Reproduce the data that follows in its entirety, character for character.

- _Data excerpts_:
::::::::

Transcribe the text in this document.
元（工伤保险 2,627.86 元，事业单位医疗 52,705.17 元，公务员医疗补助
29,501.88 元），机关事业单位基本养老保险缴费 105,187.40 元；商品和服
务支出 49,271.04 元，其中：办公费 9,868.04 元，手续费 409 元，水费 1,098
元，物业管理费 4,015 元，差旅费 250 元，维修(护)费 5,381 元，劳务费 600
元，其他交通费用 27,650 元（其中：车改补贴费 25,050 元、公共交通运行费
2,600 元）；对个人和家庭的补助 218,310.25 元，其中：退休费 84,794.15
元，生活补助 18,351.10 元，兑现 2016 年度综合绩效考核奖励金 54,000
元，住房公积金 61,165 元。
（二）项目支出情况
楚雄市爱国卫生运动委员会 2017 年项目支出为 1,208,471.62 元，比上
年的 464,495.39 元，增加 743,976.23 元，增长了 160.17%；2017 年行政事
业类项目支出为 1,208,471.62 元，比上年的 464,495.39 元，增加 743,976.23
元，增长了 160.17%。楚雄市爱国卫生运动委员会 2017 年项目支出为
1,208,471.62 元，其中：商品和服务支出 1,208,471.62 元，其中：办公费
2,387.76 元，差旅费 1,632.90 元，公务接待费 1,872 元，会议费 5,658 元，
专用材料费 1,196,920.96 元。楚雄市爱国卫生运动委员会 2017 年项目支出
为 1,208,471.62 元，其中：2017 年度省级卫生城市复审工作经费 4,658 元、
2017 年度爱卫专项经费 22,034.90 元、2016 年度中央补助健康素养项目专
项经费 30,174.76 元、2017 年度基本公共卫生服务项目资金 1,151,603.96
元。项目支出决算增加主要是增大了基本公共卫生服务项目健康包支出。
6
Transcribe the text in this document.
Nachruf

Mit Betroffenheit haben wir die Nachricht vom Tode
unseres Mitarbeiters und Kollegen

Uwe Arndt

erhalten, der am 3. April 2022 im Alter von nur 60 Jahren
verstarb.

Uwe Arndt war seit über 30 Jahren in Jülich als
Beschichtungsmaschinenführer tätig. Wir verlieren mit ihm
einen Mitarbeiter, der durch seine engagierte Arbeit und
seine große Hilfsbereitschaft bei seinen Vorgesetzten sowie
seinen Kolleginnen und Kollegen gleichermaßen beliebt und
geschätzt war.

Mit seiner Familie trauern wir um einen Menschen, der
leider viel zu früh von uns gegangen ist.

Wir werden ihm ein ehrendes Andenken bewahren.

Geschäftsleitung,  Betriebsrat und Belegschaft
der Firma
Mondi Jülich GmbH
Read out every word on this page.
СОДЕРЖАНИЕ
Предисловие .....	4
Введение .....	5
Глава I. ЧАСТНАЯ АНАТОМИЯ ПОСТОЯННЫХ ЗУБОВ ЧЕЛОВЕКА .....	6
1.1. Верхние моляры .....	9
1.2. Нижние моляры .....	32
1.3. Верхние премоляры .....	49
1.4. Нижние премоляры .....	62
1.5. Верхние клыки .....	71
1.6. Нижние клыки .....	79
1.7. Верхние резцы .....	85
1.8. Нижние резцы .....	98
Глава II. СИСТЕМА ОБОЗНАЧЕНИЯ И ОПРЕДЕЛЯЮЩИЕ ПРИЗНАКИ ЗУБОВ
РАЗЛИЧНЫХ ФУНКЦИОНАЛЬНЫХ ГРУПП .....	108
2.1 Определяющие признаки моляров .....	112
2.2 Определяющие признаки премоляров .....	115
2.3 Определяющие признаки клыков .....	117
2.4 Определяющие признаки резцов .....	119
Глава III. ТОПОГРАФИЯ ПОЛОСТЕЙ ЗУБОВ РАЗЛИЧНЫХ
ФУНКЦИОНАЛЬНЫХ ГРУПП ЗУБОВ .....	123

::::::::

- _THE REPLY_:
Transcribe the text in this document.
元（工伤保险 2,627.86 元，事业单位医疗 52,705.17 元，公务员医疗补助
29,501.88 元），机关事业单位基本养老保险缴费 105,187.40 元；商品和服
务支出 49,271.04 元，其中：办公费 9,868.04 元，手续费 409 元，水费 1,098
元，物业管理费 4,015 元，差旅费 250 元，维修(护)费 5,381 元，劳务费 600
元，其他交通费用 27,650 元（其中：车改补贴费 25,050 元、公共交通运行费
2,600 元）；对个人和家庭的补助 218,310.25 元，其中：退休费 84,794.15
元，生活补助 18,351.10 元，兑现 2016 年度综合绩效考核奖励金 54,000
元，住房公积金 61,165 元。
（二）项目支出情况
楚雄市爱国卫生运动委员会 2017 年项目支出为 1,208,471.62 元，比上
年的 464,495.39 元，增加 743,976.23 元，增长了 160.17%；2017 年行政事
业类项目支出为 1,208,471.62 元，比上年的 464,495.39 元，增加 743,976.23
元，增长了 160.17%。楚雄市爱国卫生运动委员会 2017 年项目支出为
1,208,471.62 元，其中：商品和服务支出 1,208,471.62 元，其中：办公费
2,387.76 元，差旅费 1,632.90 元，公务接待费 1,872 元，会议费 5,658 元，
专用材料费 1,196,920.96 元。楚雄市爱国卫生运动委员会 2017 年项目支出
为 1,208,471.62 元，其中：2017 年度省级卫生城市复审工作经费 4,658 元、
2017 年度爱卫专项经费 22,034.90 元、2016 年度中央补助健康素养项目专
项经费 30,174.76 元、2017 年度基本公共卫生服务项目资金 1,151,603.96
元。项目支出决算增加主要是增大了基本公共卫生服务项目健康包支出。
6
Transcribe the text in this document.
Nachruf

Mit Betroffenheit haben wir die Nachricht vom Tode
unseres Mitarbeiters und Kollegen

Uwe Arndt

erhalten, der am 3. April 2022 im Alter von nur 60 Jahren
verstarb.

Uwe Arndt war seit über 30 Jahren in Jülich als
Beschichtungsmaschinenführer tätig. Wir verlieren mit ihm
einen Mitarbeiter, der durch seine engagierte Arbeit und
seine große Hilfsbereitschaft bei seinen Vorgesetzten sowie
seinen Kolleginnen und Kollegen gleichermaßen beliebt und
geschätzt war.

Mit seiner Familie trauern wir um einen Menschen, der
leider viel zu früh von uns gegangen ist.

Wir werden ihm ein ehrendes Andenken bewahren.

Geschäftsleitung,  Betriebsrat und Belegschaft
der Firma
Mondi Jülich GmbH
Read out every word on this page.
СОДЕРЖАНИЕ
Предисловие .....	4
Введение .....	5
Глава I. ЧАСТНАЯ АНАТОМИЯ ПОСТОЯННЫХ ЗУБОВ ЧЕЛОВЕКА .....	6
1.1. Верхние моляры .....	9
1.2. Нижние моляры .....	32
1.3. Верхние премоляры .....	49
1.4. Нижние премоляры .....	62
1.5. Верхние клыки .....	71
1.6. Нижние клыки .....	79
1.7. Верхние резцы .....	85
1.8. Нижние резцы .....	98
Глава II. СИСТЕМА ОБОЗНАЧЕНИЯ И ОПРЕДЕЛЯЮЩИЕ ПРИЗНАКИ ЗУБОВ
РАЗЛИЧНЫХ ФУНКЦИОНАЛЬНЫХ ГРУПП .....	108
2.1 Определяющие признаки моляров .....	112
2.2 Определяющие признаки премоляров .....	115
2.3 Определяющие признаки клыков .....	117
2.4 Определяющие признаки резцов .....	119
Глава III. ТОПОГРАФИЯ ПОЛОСТЕЙ ЗУБОВ РАЗЛИЧНЫХ
ФУНКЦИОНАЛЬНЫХ ГРУПП ЗУБОВ .....	123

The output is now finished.